▶ **課題の内容**
1. 蜻蛉日記の本文抜粋のうち、「――あの人は例のごとく」で始まる段落を、主な事実を残したまま一文に縮めなさい。
2. 蜻蛉日記の本文抜粋の現代語訳では、あの人は帰るときに何を持って行ったとされていますか。
3. 蜻蛉日記の本文抜粋を、最後の文の後から書き継ぎなさい。
---- 本文抜粋
永子の窓

趣味の世界

蜻蛉日記を読んできて(30の2)

2015年05月18日 | Weblog
蜻蛉日記  上巻 (30の2)

「例のほどにものしたれど、そなたにも出でずなどあればゐわづらひて、この文ばかりを取りて帰りにけり。さてかれよりかくぞある。
<をりそめし ときのもみぢの さだめなく うつらふ色は さのみこそ あふ秋ごとに つねならめ なげきのしたの 木の葉には いとどいひおく 初霜の 深き色にや なりにけん おもふおもひの たえもせず いつしかまつの みどりごを 行きては見むと 駿河なる 田子の浦波 たちよれど 富士の山べの 煙には ふすぶることの たえもせず 雨雲とのみ たなびけば たえぬわが身は 白糸の 
まひくるほどのを おもはじと あまたの人の えにすれば 身ははしたかの すずろにて なつくる宿の なければぞ 古巣にかへる まにまには とひくることの ありしかば ひとりふすまの 床にして ねざめの月の 真木の戸に ひかりのこさず 洩りてくる 影だにみえず ありしより うとむ心ぞ つきそめし 誰か夜妻と あかしけん いかなる罪の 重きぞと いふはこれこそ 罪ならし 今は阿武隈の 逢ひもみで かからぬ人に かかれかし なにの岩木の 身ならねば おもふこころも いさめぬに 浦の浜木綿 幾重ね 隔て果てつる 唐衣 涙の川に そぼつとも 思ひしいでば 薫物の このめばかりは かわきなん かひなきことは 甲斐の国 速見の御牧に あるる馬を いかでか人は かけとめんと おもふものから たらちねの 親としるらん 片飼ひの 駒や恋ひつつ いなかせんと おもふばかりぞ あはれなるべき>
とか。
――あの人は例のごとく大分間をおいて来た時に、わたしはそちらへも行かず知らん顔をしていると、居づらくなったのでしょう。あの手紙だけを持って帰っていきました。
--------
---- データ抜粋
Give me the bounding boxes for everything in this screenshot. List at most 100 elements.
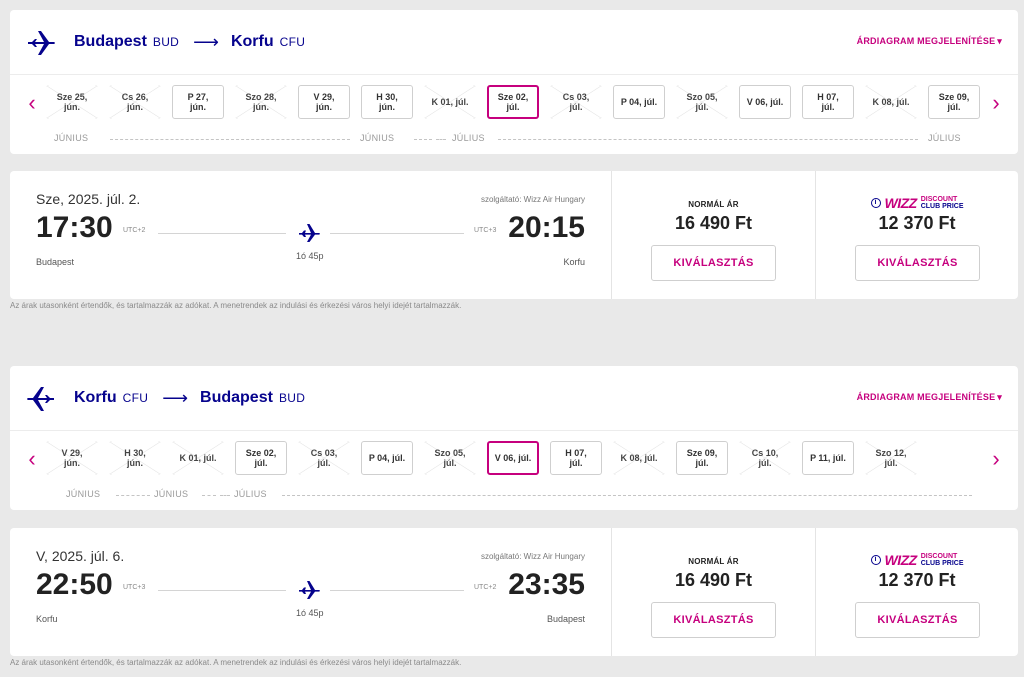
--------
▶ **課題の解答**
1. あの人はいつものように大分間をおいて来たが、わたしが顔を出さずにいたので居づらくなったらしく、あの手紙だけを持って帰った。

2. あの手紙だけを持って帰りました。

3.
そしてのちの返事には、
(兼家の長歌)「折り初めた秋の紅葉(新婚)が時と共に色あせていくのは世の常のことではないか。だが私は違う。陸奥に旅立つそなたの父上が、悲嘆にくれるそなたをくれぐれも頼むと言って行かれた言葉が身にしみて、そなたへの愛情は増していったのだ。気持ちが絶えるどころか、私の行くのを楽しみにしているあの子を、一刻も早く訪ねてやりたいと、田子の浦波のように何度も何度も立ち寄ってみたけれど、富士の山辺の煙ではあるまいに、しきりにやきもちを焼いて、天雲とばかりよそよそしく私に背をむけているではないか。それでも私がそ知らぬ顔で途絶えないように通って行くのに、周りの者達が愛情がないと恨み言を並べたてるので、私はとりつくしまもなく、居心地が悪いのだ。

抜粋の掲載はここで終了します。